Required work -> Locate the word "watching" in the material, then show every line that holds it.

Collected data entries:
------------------------------
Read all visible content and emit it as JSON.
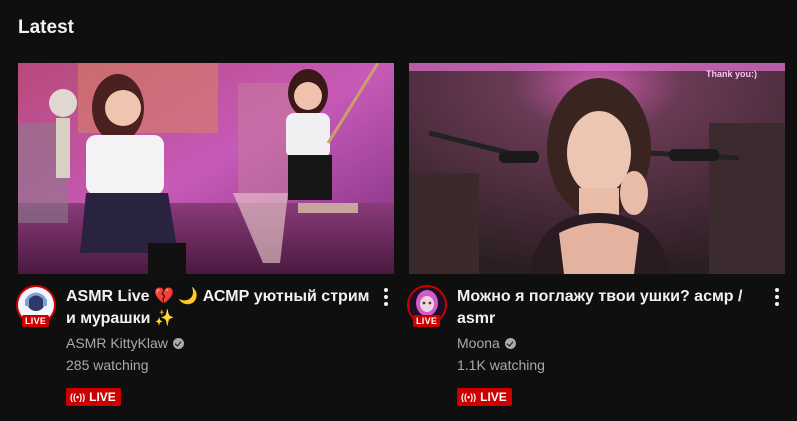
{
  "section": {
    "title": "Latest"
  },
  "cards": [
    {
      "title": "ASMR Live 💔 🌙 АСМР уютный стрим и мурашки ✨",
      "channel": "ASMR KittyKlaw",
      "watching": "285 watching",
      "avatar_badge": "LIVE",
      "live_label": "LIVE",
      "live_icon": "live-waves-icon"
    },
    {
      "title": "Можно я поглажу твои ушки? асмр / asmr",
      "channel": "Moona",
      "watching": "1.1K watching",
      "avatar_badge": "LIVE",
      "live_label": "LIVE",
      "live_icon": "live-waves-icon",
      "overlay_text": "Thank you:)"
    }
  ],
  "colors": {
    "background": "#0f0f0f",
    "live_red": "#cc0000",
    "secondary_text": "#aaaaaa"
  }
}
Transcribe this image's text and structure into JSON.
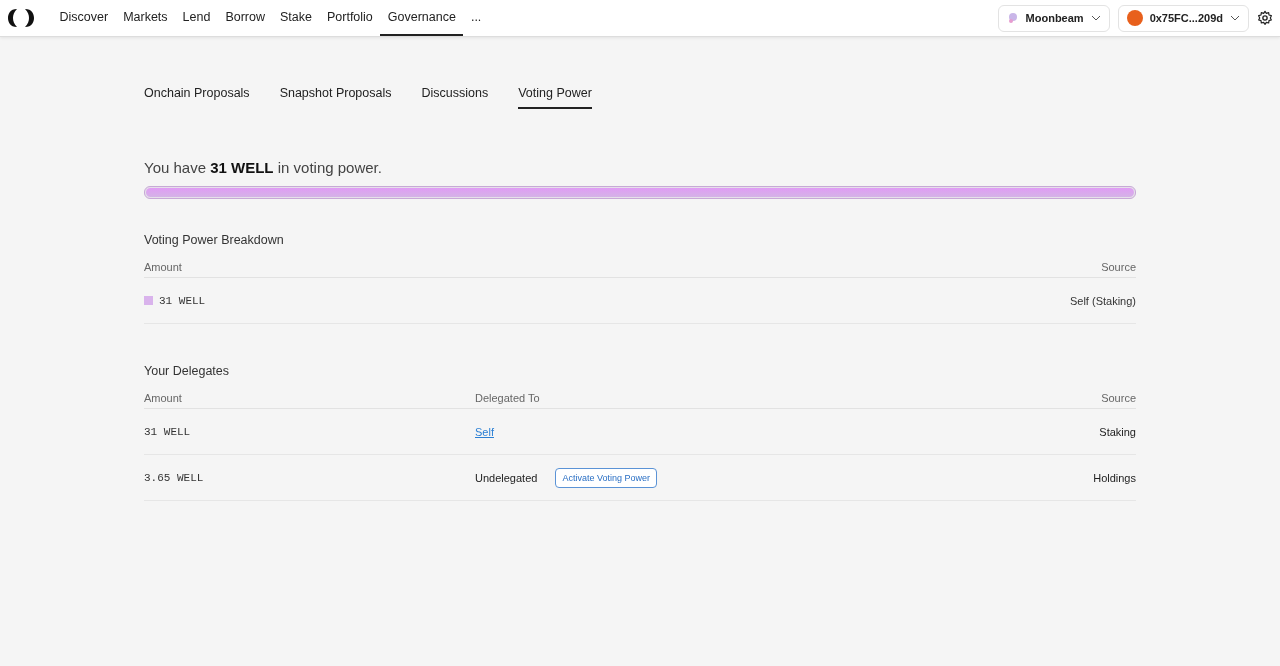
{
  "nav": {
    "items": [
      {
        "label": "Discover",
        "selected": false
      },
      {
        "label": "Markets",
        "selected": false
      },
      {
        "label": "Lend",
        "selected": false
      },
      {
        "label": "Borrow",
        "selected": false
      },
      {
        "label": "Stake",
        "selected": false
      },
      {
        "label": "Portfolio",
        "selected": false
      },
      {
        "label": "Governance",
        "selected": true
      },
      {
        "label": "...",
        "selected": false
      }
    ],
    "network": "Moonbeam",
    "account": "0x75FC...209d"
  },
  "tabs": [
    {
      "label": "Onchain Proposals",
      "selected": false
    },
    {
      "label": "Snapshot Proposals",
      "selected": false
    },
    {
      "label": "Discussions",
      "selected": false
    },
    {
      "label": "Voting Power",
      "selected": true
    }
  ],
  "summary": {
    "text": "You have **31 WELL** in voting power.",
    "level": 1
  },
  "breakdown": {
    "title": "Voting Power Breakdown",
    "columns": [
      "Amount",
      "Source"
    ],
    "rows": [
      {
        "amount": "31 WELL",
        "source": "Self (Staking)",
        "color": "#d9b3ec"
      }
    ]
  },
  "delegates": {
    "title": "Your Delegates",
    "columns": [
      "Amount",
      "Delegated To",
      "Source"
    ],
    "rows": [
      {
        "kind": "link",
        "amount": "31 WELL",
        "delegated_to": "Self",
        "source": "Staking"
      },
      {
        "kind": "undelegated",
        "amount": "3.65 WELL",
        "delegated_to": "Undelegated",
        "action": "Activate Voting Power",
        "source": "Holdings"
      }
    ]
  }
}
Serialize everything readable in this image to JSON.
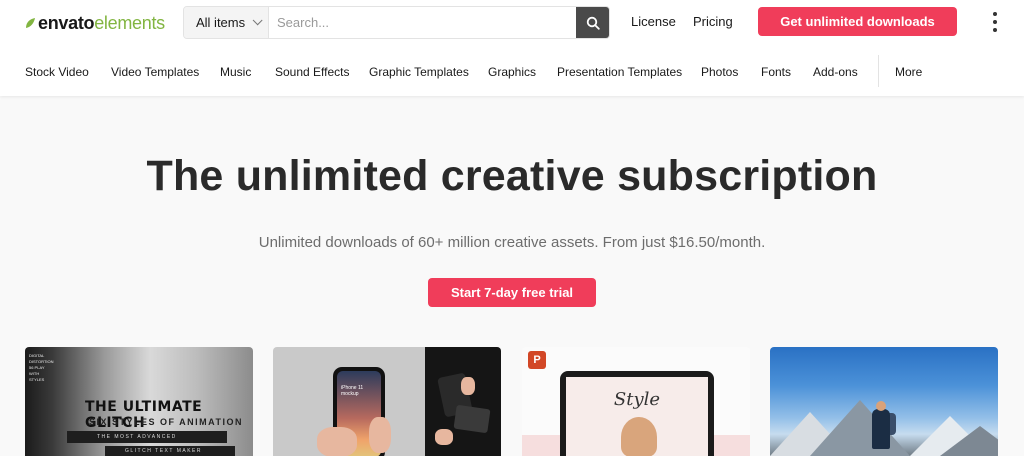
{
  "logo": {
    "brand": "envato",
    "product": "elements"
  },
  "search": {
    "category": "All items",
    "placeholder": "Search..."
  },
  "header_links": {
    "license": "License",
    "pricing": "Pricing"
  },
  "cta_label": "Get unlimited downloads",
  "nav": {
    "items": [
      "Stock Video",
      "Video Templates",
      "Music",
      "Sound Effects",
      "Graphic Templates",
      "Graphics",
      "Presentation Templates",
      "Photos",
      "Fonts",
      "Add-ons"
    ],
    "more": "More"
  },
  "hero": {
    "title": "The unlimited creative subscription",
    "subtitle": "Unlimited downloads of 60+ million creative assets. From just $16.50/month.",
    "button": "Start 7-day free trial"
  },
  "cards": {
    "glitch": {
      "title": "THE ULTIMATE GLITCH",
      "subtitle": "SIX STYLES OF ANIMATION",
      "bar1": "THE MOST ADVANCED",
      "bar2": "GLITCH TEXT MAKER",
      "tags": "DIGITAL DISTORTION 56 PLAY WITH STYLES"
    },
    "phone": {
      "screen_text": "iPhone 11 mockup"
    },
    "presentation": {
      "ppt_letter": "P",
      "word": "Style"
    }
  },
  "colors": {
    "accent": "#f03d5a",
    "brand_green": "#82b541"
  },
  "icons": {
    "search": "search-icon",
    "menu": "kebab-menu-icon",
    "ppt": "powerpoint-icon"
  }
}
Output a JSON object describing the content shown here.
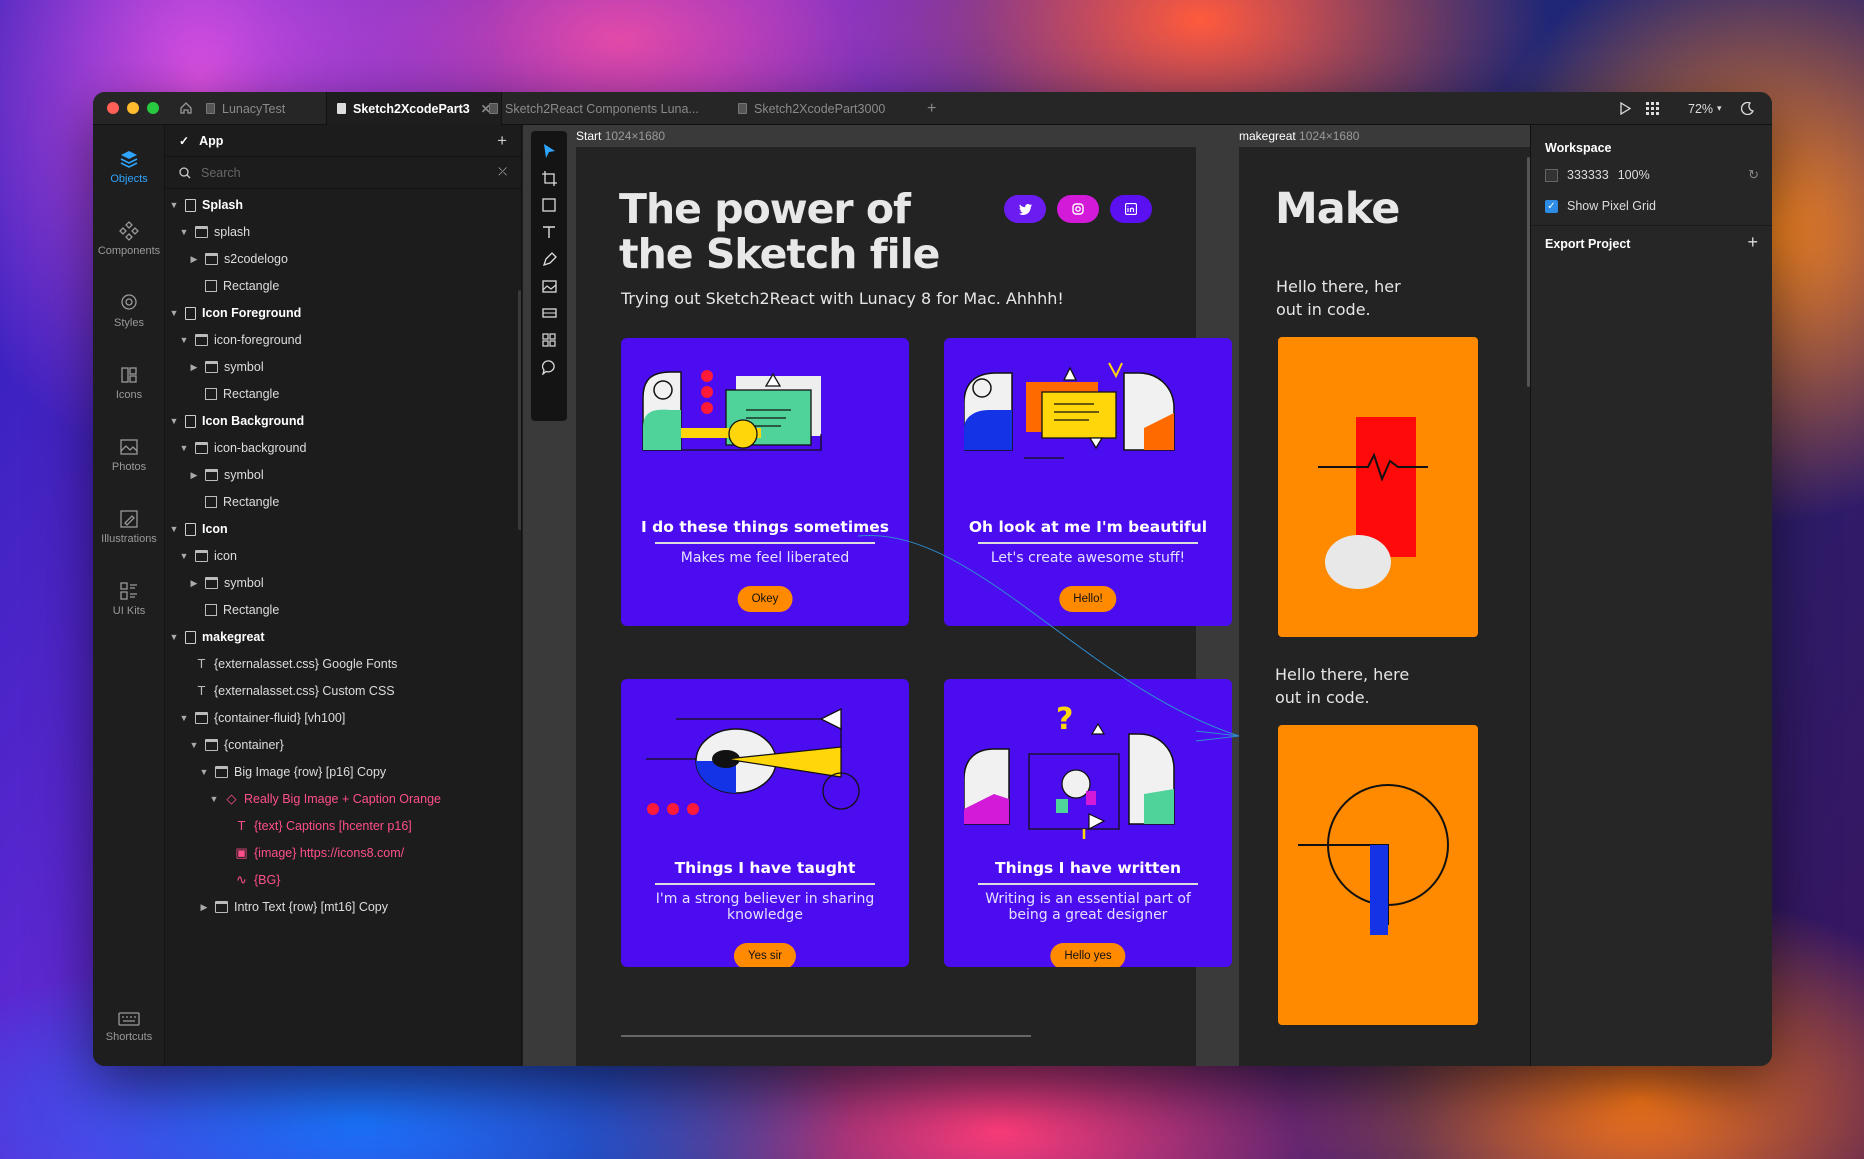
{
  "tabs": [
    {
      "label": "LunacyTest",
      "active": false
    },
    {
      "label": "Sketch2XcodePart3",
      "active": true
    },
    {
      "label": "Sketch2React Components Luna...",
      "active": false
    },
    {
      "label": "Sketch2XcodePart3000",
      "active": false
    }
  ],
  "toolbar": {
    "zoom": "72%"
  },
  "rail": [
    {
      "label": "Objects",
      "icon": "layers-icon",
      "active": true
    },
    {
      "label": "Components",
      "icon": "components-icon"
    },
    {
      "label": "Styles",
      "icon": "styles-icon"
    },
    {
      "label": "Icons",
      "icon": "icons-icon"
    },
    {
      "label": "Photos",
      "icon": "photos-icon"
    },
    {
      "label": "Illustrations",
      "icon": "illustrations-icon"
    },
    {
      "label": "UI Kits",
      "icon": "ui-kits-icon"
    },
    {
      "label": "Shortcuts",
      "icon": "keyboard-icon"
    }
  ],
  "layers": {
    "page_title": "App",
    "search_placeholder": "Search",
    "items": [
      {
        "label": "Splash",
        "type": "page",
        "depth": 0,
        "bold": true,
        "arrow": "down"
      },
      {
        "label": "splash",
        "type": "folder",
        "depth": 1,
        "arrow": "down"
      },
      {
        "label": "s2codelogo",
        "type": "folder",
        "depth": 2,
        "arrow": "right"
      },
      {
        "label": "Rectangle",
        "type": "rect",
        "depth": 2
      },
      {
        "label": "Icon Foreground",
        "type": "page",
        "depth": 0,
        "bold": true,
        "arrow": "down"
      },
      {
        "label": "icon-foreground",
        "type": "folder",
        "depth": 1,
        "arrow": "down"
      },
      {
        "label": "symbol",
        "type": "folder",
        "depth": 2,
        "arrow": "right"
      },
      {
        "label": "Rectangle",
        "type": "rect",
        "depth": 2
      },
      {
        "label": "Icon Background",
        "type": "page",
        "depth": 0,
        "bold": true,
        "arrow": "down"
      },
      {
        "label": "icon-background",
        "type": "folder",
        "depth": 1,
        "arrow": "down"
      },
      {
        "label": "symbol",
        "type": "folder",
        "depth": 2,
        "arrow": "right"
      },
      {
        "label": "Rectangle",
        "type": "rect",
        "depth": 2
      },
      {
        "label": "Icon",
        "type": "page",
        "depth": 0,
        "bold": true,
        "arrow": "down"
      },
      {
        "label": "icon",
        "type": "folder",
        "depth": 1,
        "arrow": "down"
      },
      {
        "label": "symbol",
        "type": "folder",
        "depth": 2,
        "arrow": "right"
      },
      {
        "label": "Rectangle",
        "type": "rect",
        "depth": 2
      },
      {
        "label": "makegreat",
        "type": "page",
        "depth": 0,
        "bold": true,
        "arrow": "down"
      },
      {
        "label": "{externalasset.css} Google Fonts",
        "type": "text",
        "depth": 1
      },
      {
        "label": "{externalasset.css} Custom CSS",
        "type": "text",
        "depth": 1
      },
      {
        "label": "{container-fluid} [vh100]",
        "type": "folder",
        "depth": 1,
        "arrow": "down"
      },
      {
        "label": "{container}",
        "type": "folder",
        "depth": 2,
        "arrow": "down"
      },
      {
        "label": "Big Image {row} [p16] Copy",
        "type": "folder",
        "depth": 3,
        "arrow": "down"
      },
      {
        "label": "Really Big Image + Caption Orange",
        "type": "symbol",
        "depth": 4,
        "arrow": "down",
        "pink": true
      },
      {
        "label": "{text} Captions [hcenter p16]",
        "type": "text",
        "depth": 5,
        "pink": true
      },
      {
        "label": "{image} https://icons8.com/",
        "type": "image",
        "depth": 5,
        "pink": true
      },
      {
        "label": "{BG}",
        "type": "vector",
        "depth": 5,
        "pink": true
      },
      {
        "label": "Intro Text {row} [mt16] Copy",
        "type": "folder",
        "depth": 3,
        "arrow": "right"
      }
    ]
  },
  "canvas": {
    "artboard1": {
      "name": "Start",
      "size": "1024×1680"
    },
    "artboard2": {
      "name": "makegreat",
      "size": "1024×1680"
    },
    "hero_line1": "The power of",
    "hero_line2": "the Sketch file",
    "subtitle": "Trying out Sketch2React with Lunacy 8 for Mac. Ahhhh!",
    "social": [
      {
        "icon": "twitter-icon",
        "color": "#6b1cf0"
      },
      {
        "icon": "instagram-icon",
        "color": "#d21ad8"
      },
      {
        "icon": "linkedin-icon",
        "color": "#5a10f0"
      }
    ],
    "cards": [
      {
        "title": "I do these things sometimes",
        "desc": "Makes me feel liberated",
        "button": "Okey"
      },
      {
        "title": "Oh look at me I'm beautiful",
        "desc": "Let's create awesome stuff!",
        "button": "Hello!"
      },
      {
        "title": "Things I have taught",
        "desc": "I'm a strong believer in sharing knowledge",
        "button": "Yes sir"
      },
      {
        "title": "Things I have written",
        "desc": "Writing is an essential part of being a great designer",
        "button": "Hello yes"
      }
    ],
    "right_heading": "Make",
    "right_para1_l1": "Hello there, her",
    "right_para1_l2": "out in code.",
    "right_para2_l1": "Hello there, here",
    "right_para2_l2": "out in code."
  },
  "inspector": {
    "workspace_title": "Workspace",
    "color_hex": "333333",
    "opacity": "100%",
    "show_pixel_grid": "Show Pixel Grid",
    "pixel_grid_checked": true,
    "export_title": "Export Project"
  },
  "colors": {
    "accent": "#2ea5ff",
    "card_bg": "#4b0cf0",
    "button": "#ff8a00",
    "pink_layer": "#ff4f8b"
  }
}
------------------------------
Solution to this problem ->
      "watching": "285 watching",
      "watching": "1.1K watching",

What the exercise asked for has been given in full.